### What to do
Locate the word "Cycle" in the entries below, then gather every line that holds it.

### Recorded data
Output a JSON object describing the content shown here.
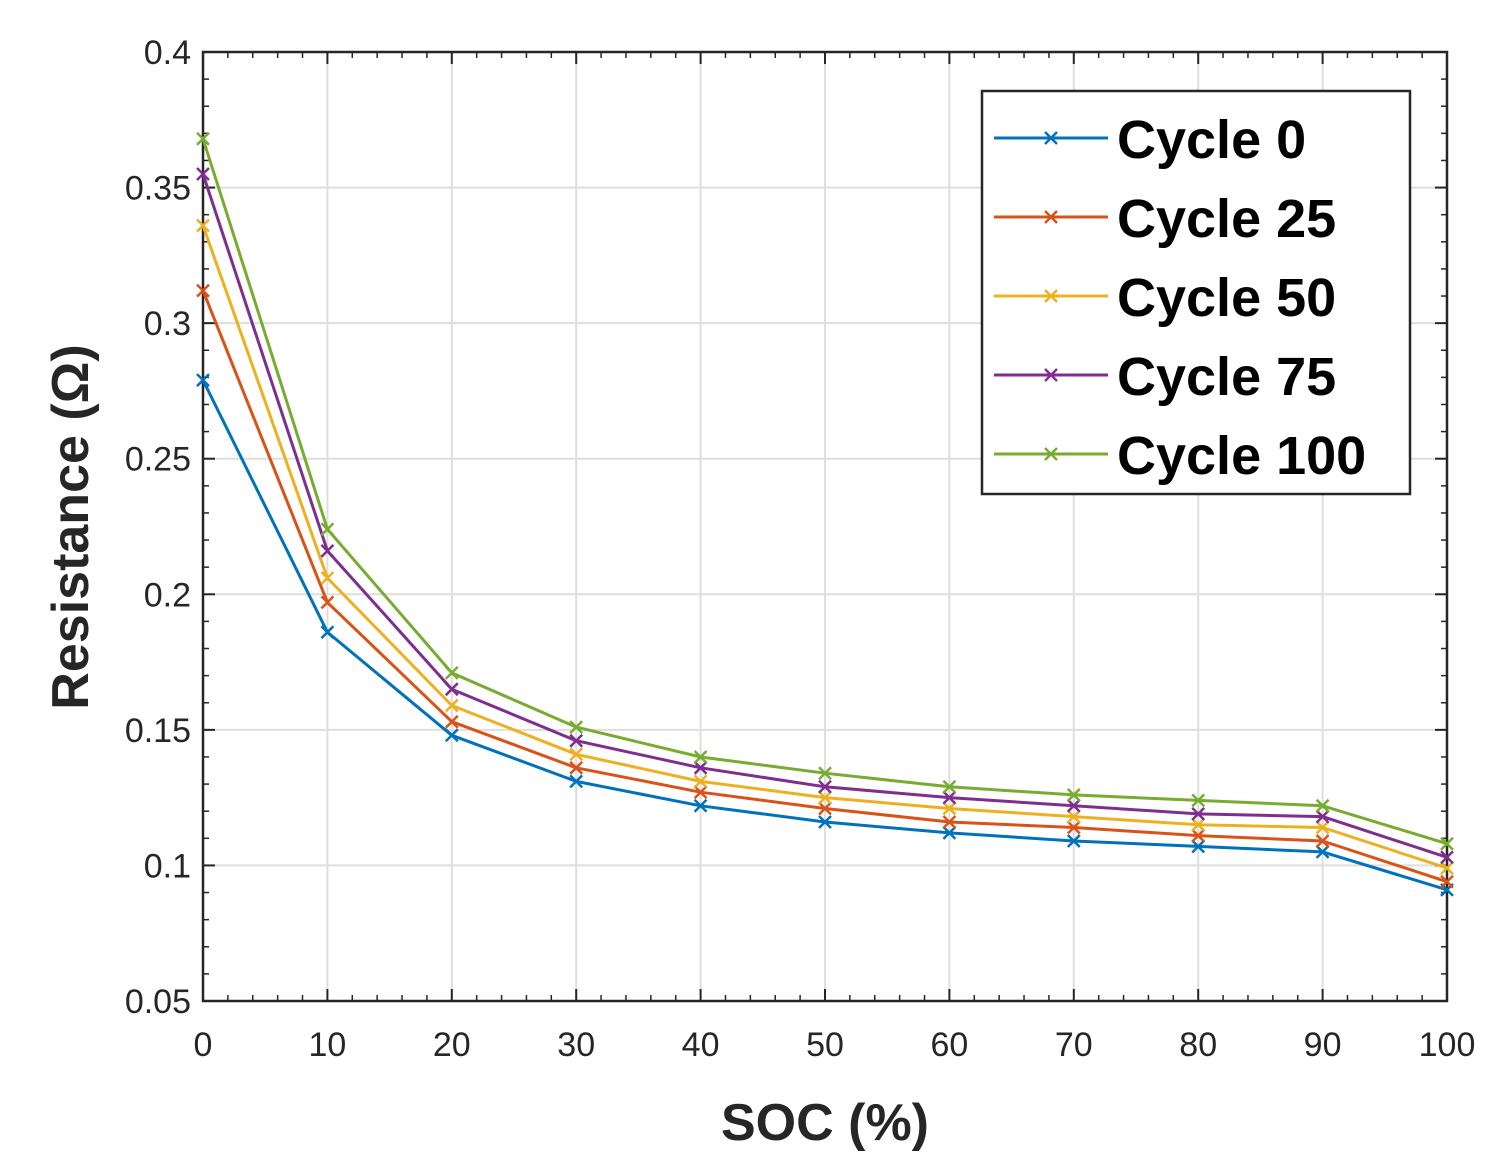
{
  "chart_data": {
    "type": "line",
    "title": "",
    "xlabel": "SOC (%)",
    "ylabel": "Resistance (Ω)",
    "xlim": [
      0,
      100
    ],
    "ylim": [
      0.05,
      0.4
    ],
    "xticks": [
      0,
      10,
      20,
      30,
      40,
      50,
      60,
      70,
      80,
      90,
      100
    ],
    "xtick_labels": [
      "0",
      "10",
      "20",
      "30",
      "40",
      "50",
      "60",
      "70",
      "80",
      "90",
      "100"
    ],
    "yticks": [
      0.05,
      0.1,
      0.15,
      0.2,
      0.25,
      0.3,
      0.35,
      0.4
    ],
    "ytick_labels": [
      "0.05",
      "0.1",
      "0.15",
      "0.2",
      "0.25",
      "0.3",
      "0.35",
      "0.4"
    ],
    "grid": true,
    "legend_position": "top-right",
    "marker": "x",
    "x": [
      0,
      10,
      20,
      30,
      40,
      50,
      60,
      70,
      80,
      90,
      100
    ],
    "series": [
      {
        "name": "Cycle 0",
        "color": "#0072BD",
        "values": [
          0.279,
          0.186,
          0.148,
          0.131,
          0.122,
          0.116,
          0.112,
          0.109,
          0.107,
          0.105,
          0.091
        ]
      },
      {
        "name": "Cycle 25",
        "color": "#D95319",
        "values": [
          0.312,
          0.197,
          0.153,
          0.136,
          0.127,
          0.121,
          0.116,
          0.114,
          0.111,
          0.109,
          0.094
        ]
      },
      {
        "name": "Cycle 50",
        "color": "#EDB120",
        "values": [
          0.336,
          0.206,
          0.159,
          0.141,
          0.131,
          0.125,
          0.121,
          0.118,
          0.115,
          0.114,
          0.099
        ]
      },
      {
        "name": "Cycle 75",
        "color": "#7E2F8E",
        "values": [
          0.355,
          0.216,
          0.165,
          0.146,
          0.136,
          0.129,
          0.125,
          0.122,
          0.119,
          0.118,
          0.103
        ]
      },
      {
        "name": "Cycle 100",
        "color": "#77AC30",
        "values": [
          0.368,
          0.224,
          0.171,
          0.151,
          0.14,
          0.134,
          0.129,
          0.126,
          0.124,
          0.122,
          0.108
        ]
      }
    ]
  }
}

### Exercise response
        "name": "Cycle 0",
        "name": "Cycle 25",
        "name": "Cycle 50",
        "name": "Cycle 75",
        "name": "Cycle 100",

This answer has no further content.